TEXT SEGMENT:
<<<<
After discussing with Vasco and Per, I think we should do the following...

There are three encodings freeciv uses: local_encoding,
freeciv_encoding, and display_encoding.  The local encoding is
determined by $LANG, and is the encoding gettext translates into. 
printf's should use this encoding.  The freeciv_encoding is used for
storage (including in savegames, rulesets, in memory, and across the
network) of post-translation or untranslated strings (that is, strings
that have already been translated or those that don't need to be); this
should be UTF-8.  display_encoding is that used by the frontend - this
will be UTF-8 for the GTK2 client, UTF-16 for the SDL client, and
(AFAIK) local_encoding for all other clients and the server.

We provide conversion function for switching between encodings.  Three
forms of the functions are possible:

  char *xxx_to_xxx_string(char *buf, size_t bufsz, const char *text);
  char *xxx_to_xxx_string_malloc(const char *text);
  char *xxx_to_xxx_string_static(const char *text);

The first one converts the string into the provided buffer (as much of
it as is possible).  The second calls fc_malloc to allocate an
appropriately-sized buffer for the string.  The third one may not be
desirable; this is just a shortcut to place the text into a static
buffer (it saves a few lines at the cost of 512 bytes or so).
>>>>
BRIEF A:
Repeat the passage of the freeciv encoding text from "After discussing with" to "gettext translates into." word for word.
BRIEF B:
Carry on the freeciv encoding text from the point where it stops.

DATA RECORDS:
<<<<
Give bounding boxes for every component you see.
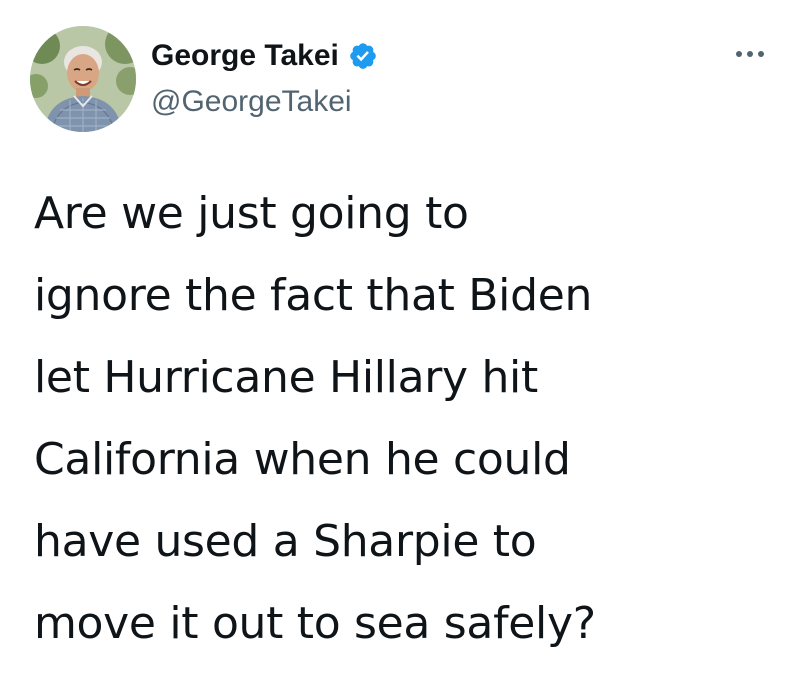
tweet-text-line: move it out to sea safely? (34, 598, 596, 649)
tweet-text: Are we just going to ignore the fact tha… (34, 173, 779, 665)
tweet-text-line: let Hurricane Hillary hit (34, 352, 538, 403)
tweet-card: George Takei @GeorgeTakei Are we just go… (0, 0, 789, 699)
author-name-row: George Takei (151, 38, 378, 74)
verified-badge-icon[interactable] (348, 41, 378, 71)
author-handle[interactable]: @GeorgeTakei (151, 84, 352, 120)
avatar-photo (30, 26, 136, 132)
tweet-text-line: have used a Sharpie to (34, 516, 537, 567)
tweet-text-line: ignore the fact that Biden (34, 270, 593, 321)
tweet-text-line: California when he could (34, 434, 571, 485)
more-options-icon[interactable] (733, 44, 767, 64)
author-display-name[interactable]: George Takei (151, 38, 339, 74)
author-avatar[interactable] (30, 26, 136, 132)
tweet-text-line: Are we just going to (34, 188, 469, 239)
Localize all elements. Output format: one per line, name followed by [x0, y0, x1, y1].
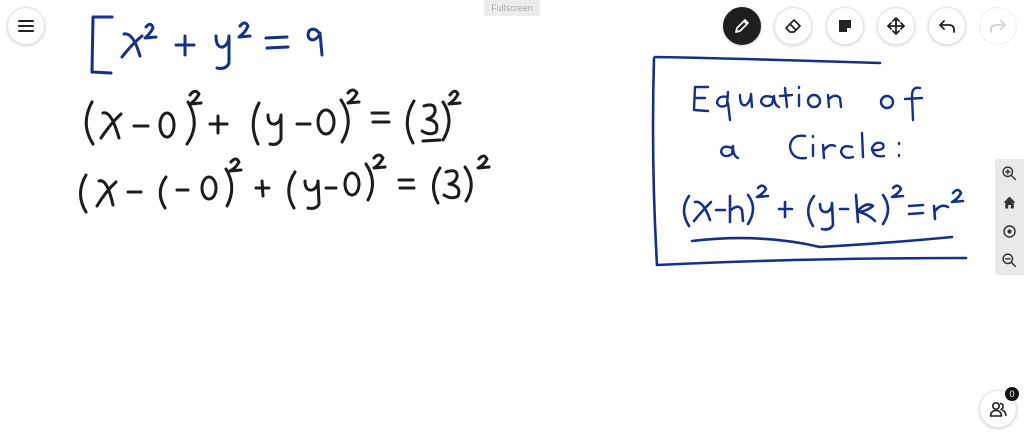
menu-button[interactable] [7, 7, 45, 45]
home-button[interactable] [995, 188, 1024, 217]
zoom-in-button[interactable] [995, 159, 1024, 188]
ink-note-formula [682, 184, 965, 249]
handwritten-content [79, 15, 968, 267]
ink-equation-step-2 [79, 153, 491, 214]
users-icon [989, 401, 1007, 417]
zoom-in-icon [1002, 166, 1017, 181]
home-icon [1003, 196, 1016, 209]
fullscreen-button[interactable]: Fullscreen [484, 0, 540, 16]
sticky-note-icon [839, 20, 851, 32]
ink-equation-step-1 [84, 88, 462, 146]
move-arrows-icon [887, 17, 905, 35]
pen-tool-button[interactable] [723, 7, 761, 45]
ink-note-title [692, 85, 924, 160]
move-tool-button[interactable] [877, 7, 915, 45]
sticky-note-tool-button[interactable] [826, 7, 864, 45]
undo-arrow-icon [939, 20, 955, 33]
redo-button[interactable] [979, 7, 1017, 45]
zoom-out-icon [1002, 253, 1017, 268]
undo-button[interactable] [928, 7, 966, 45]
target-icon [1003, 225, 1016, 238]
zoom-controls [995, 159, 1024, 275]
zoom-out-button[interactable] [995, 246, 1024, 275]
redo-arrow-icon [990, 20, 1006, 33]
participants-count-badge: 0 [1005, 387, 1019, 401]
>>>>
FINAL RESULT A:
After discussing with Vasco and Per, I think we should do the following...

There are three encodings freeciv uses: local_encoding,
freeciv_encoding, and display_encoding.  The local encoding is
determined by $LANG, and is the encoding gettext translates into.

FINAL RESULT B:
As many conversion functions as are needed will be provided, but I
suspect we will only need to convert local->freeciv->display.  This
means three types of conversions, times 2-3 conversion forms, is 6-9
functions.  Of course most of these are just wrappers for the base
conversion functions.

Note that there is really a fourth type of encoding, which I will call
ascii_encoding, used for not-yet-translated strings (i.e., those that
need to be translated).  We don't need to do any explicit conversion on
this since gettext will take care of it.  It is likely (but not certain)
that this encoding needs to be ascii so that these strings will work for
people without NLS.

Then, we simply convert between forms as needed.  When a translated
string is created and used directly in the GUI, we call
local_to_display_string() on it.  When a string is loaded from a
ruleset, translated, and stored, we call gettext and then
local_to_freeciv_string() on it.  When we get a city name from the
network and want to display it, we call freeciv_to_display_string() on
it.  As long as we follow the basic tenet that any string stored beyond
local scope is in freeciv_encoding, it should be easy for anybody who
needs to use this string to convert it.

It may even be desirable to provide super-short wrapper macros for these
operations - particularly the static one - so that we could do something
like

   gtk_label_set_text(FtoD(pcity->name));


All of this sounds crazy and complicated.  But it is the only way we
have hit upon to simplify the handling of the different encodings that
may be involved.  It makes the current complicated global problem a much
simpler local one.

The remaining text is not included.